**PROBLEM STATEMENT:**
From the entries below, extract every line that includes the word "Zahlungsarten".

**PROVIDED RECORDS:**
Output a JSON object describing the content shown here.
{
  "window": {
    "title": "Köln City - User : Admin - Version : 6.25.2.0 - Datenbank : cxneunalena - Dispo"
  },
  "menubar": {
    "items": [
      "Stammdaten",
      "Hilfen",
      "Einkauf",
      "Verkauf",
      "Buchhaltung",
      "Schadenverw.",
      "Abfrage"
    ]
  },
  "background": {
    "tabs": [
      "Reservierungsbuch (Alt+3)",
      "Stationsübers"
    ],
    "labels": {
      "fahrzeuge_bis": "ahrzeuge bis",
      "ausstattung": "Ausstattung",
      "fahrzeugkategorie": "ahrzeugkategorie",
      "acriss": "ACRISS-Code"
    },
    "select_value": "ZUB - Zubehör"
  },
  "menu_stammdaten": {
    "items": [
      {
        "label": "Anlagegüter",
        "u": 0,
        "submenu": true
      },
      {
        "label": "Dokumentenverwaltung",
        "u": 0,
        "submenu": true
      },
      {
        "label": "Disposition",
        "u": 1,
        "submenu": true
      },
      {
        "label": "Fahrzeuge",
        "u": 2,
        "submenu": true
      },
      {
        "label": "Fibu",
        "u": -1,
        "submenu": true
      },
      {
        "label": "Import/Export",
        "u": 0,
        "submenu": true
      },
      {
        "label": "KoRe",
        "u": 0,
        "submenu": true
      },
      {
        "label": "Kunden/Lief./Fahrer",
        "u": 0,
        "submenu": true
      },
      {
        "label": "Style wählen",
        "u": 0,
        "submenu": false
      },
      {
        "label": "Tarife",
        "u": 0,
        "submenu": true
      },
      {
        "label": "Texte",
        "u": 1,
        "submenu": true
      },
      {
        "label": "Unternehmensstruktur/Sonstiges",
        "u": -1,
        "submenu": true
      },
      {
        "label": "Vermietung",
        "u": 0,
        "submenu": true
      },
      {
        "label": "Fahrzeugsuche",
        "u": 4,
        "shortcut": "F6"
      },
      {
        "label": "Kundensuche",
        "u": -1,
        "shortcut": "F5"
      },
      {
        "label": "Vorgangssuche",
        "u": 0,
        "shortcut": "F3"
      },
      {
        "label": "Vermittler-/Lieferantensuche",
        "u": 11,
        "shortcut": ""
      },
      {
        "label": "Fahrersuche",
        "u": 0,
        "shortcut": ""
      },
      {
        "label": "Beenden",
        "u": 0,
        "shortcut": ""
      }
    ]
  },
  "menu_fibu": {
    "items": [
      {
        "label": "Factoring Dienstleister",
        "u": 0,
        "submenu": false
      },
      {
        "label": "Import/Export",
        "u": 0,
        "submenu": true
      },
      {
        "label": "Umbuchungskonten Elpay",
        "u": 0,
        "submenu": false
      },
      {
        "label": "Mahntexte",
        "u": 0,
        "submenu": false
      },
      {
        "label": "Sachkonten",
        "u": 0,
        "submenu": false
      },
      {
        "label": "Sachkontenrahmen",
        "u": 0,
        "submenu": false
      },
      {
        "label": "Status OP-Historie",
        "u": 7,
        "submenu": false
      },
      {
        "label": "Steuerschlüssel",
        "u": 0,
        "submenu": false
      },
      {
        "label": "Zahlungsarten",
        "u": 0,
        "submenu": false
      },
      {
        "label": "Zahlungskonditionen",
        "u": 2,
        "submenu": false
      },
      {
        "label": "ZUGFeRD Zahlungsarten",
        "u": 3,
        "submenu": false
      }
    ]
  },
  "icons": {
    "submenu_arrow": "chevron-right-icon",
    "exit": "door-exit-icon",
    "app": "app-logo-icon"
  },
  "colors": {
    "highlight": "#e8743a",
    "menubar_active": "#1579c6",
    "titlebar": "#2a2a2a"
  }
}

**TASK OUTPUT:**
        "label": "Zahlungsarten",
        "label": "ZUGFeRD Zahlungsarten",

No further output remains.